> _Written instruction_:
Review the lines that follow and copy each one that contains the word "name".

> _Record excerpts_:
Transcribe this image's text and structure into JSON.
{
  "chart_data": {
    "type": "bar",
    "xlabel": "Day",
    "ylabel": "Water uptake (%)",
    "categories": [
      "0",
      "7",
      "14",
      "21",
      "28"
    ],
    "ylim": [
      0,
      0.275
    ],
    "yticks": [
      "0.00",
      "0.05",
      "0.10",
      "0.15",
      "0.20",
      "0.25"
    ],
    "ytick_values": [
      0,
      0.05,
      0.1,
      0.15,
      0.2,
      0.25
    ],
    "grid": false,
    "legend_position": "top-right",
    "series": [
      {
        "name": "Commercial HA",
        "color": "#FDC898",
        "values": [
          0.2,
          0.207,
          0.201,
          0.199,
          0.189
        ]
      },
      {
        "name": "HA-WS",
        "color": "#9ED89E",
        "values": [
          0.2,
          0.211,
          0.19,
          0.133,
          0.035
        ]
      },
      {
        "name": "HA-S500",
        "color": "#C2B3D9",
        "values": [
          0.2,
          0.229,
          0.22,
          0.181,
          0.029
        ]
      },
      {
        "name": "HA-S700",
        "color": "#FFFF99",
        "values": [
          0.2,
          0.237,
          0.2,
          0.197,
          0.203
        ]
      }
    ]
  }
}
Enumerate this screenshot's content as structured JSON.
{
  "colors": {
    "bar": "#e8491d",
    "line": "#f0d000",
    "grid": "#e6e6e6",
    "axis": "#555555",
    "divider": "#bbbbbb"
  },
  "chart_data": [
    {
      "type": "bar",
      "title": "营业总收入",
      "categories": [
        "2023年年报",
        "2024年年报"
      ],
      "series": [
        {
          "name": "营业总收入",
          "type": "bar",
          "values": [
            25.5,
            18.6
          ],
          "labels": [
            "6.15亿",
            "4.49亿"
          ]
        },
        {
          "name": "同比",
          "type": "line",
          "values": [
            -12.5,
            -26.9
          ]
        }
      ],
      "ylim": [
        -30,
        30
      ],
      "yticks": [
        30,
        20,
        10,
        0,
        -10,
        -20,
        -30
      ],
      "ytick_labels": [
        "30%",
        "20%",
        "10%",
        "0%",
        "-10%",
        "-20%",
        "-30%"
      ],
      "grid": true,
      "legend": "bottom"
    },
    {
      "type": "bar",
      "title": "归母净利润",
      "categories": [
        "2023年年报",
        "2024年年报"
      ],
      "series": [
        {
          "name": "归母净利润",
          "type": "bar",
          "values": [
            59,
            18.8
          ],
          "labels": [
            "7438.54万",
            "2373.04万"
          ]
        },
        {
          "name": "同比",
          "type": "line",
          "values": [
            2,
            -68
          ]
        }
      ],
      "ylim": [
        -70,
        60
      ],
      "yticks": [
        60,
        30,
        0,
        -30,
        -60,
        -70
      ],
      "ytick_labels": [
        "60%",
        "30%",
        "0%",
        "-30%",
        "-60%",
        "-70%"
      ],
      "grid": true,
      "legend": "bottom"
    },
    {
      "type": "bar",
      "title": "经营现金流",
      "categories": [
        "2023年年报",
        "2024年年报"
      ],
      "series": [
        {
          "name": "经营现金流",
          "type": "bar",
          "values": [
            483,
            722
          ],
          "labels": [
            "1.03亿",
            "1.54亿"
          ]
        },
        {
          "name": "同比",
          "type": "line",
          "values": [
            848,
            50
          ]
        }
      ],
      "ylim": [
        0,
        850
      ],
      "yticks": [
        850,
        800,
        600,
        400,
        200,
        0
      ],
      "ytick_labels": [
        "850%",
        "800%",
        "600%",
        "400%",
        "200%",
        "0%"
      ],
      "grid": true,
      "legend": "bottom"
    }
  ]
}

> _Written solution_:
        "name": "Commercial HA",
        "name": "HA-WS",
        "name": "HA-S500",
        "name": "HA-S700",
          "name": "营业总收入",
          "name": "同比",
          "name": "归母净利润",
          "name": "同比",
          "name": "经营现金流",
          "name": "同比",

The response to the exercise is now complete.